LE RAGIONI DELLA DELUSIONE DEI MERCATI FINAZIARI

Questo è probabile sia ciò che sta accadendo in queste ore nei mercati finanziari dopo che le banche centrali sembrano aver fallito nell’interpretare correttamente i tempi che stiamo vivendo, nell’interpretazione dell’evoluzione del cambiamento di paradigma in atto, reagendo alle tendenze di mercato alla vecchia maniera, e per questo motivo restando puntualmente indietro, fino a perdere di autorevolezza.

Questo è probabilmente ciò che sta accadendo (delusione) sui mercati finanziari all’indomani della mancanza di indicazioni fortemente decisive da parte della Federal Reserve Bank of America sulla propria capacità di fornire ai mercati indicazioni sufficientemente rassicuranti. Mentre appare sempre più evidente che la tendenza del mercato a generare le condizioni per tassi di interesse progressivamente sempre più bassi (se non addirittura negativi) prosegue oramai da un decennio e non sembra potersi fermare presto.

IL RIBASSO DEI TASSI DI INTERESSE È DESTINATO A PERDURARE

È possibile che in seguito qualcuno dimostrerà che il mercato si sbagliava. Che non è possibile che la tendenza in corso vada avanti indefinitamente e che presto l’evoluzione tecnologica farà tornare a crescere i tassi d’interesse in funzione di una domanda di capitali che supererà l’offerta. Ma al momento non è ancora questo il caso e nessuno L mondo appare così autorevole da riuscire a contrapporsi alla tendenza in atto. Dunque risulta esercizio inutile la perscrutazione dell’orizzonte degli eventi da parte delle banche centrali in attesa che ritornino le condizioni per un rialzo del tassi di interesse. L’attuale tendenza al ribasso sembra infatti destinata a perdurare: vediamone i perché.

[Dettagli esercizio]
Puoi riscrivere il testo sui tassi di interesse, da "È possibile che in" giù fino a "vediamone i perché.", mettendo "autorità monetarie" al posto di "banche centrali"? L'elenco non ha alcun ruolo in questo lavoro.

[Estratti dell'elenco]
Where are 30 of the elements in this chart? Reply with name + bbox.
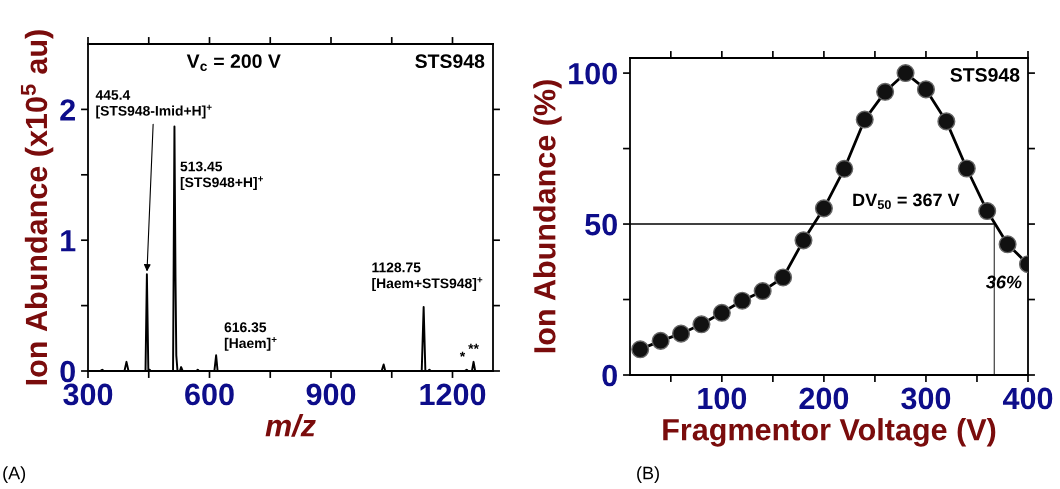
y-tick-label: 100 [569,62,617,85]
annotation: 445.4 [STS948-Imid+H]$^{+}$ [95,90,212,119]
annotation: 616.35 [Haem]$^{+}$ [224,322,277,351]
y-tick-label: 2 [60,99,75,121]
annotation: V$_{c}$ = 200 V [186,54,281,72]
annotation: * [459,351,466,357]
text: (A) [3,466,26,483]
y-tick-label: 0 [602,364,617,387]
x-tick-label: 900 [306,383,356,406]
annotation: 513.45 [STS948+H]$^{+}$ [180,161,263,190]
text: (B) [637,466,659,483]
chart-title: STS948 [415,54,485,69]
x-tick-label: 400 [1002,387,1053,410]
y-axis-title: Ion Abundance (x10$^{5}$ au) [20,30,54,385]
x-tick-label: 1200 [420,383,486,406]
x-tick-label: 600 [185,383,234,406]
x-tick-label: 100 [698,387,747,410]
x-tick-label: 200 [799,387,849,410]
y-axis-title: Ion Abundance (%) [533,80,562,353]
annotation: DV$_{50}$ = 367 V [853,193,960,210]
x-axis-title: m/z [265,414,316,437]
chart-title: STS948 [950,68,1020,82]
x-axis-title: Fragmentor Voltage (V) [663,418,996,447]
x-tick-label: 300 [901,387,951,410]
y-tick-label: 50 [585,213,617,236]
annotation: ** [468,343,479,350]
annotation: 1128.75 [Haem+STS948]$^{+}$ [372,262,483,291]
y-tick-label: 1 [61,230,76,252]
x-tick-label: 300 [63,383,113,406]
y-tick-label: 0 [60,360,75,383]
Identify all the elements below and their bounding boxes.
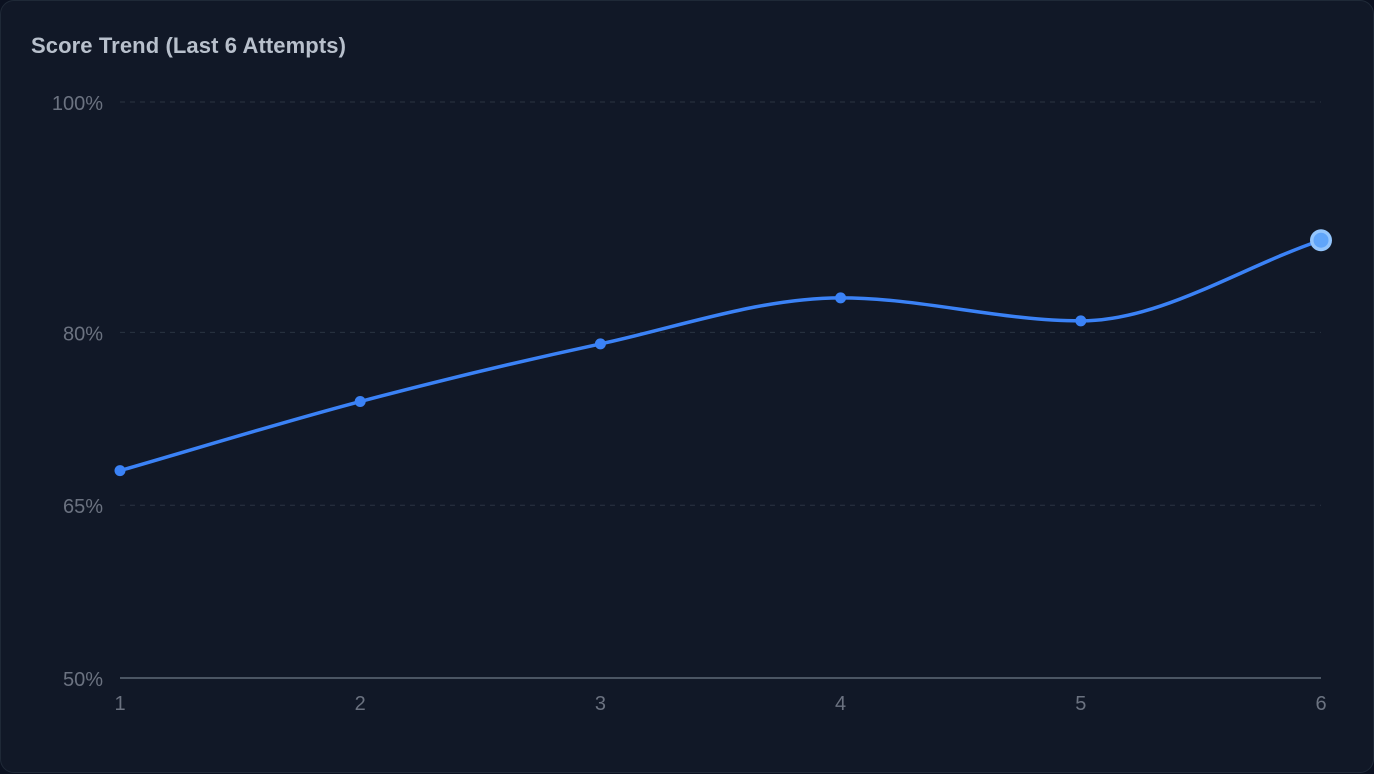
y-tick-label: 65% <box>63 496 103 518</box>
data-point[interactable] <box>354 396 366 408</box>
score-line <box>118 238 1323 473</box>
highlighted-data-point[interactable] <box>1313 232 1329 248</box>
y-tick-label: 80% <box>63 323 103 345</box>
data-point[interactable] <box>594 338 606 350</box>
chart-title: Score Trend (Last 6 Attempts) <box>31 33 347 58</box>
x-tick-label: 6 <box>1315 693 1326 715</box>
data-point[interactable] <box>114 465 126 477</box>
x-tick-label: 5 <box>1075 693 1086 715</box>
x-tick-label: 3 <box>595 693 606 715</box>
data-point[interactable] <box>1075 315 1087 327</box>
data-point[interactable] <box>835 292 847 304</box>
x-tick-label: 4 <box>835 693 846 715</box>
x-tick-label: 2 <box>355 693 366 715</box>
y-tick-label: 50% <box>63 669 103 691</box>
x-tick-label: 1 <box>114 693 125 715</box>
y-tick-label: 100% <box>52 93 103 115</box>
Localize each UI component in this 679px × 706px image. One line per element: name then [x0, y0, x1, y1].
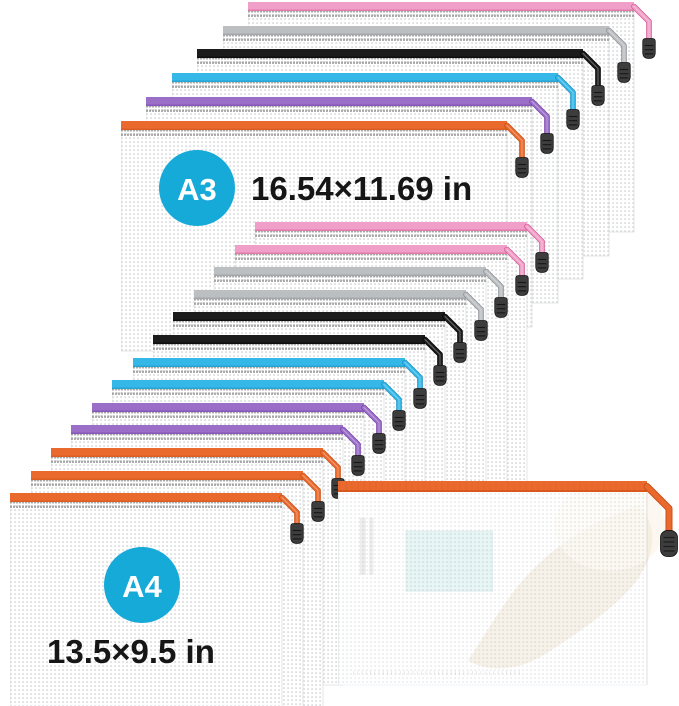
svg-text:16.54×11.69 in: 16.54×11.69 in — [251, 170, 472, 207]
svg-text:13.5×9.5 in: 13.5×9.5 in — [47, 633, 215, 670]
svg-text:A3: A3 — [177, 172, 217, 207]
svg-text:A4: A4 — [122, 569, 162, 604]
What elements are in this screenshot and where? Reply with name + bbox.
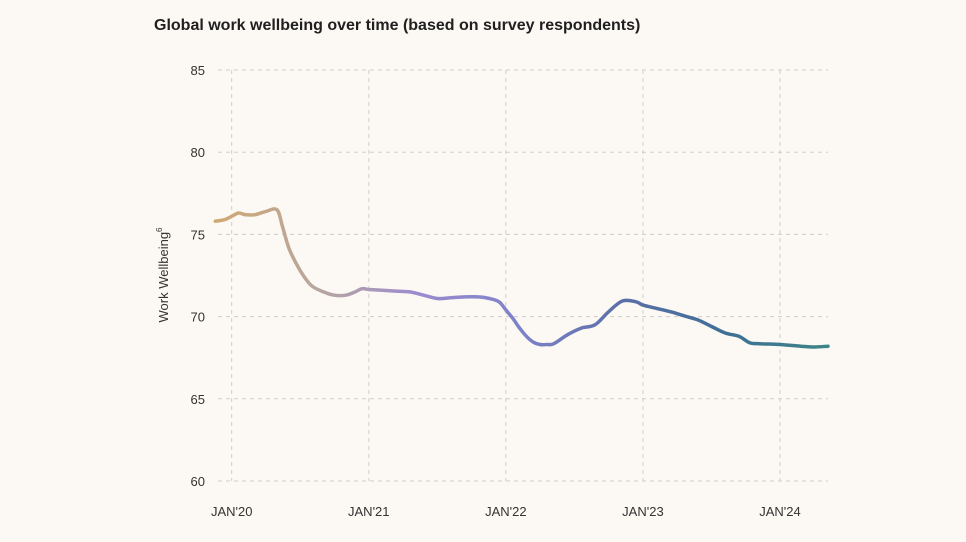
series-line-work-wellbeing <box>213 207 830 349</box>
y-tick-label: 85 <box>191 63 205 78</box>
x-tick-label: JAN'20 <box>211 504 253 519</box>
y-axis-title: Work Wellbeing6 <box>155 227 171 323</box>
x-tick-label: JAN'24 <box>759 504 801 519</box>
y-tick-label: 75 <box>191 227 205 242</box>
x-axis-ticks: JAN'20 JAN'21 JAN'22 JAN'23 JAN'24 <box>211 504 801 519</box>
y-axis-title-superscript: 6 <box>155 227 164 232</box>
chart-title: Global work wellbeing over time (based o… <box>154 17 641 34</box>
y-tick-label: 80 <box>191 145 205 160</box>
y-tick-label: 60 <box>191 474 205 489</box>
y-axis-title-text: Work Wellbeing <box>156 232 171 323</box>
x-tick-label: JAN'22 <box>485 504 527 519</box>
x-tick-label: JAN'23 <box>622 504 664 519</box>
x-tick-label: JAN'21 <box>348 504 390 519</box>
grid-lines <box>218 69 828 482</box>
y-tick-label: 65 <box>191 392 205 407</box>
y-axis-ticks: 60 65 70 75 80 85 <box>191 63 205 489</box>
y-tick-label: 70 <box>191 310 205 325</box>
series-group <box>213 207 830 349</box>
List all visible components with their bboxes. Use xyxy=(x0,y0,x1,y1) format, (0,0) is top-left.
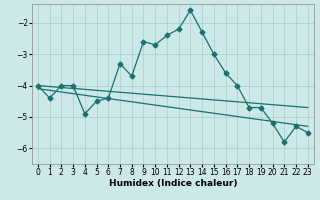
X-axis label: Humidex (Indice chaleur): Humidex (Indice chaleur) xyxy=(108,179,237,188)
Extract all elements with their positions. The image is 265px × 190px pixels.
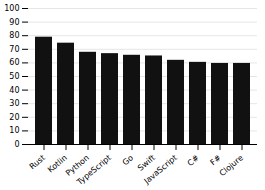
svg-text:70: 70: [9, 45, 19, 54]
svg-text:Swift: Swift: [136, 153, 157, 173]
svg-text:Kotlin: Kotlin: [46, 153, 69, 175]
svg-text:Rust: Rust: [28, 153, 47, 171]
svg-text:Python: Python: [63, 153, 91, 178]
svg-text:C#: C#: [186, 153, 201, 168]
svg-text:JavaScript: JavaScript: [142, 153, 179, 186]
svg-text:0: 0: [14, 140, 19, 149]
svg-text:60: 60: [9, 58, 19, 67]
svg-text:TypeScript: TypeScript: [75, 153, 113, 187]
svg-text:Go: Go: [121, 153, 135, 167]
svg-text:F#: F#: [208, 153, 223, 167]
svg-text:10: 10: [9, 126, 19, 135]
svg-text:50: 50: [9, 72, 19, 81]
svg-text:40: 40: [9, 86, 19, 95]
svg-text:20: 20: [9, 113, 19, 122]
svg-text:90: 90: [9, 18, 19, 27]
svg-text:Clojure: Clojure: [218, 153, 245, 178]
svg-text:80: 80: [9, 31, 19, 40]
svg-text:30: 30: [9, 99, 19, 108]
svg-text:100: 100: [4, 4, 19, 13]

[Risultato esercizio]
È possibile che in seguito qualcuno dimostrerà che il mercato si sbagliava. Che non è possibile che la tendenza in corso vada avanti indefinitamente e che presto l’evoluzione tecnologica farà tornare a crescere i tassi d’interesse in funzione di una domanda di capitali che supererà l’offerta. Ma al momento non è ancora questo il caso e nessuno L mondo appare così autorevole da riuscire a contrapporsi alla tendenza in atto. Dunque risulta esercizio inutile la perscrutazione dell’orizzonte degli eventi da parte delle autorità monetarie in attesa che ritornino le condizioni per un rialzo del tassi di interesse. L’attuale tendenza al ribasso sembra infatti destinata a perdurare: vediamone i perché.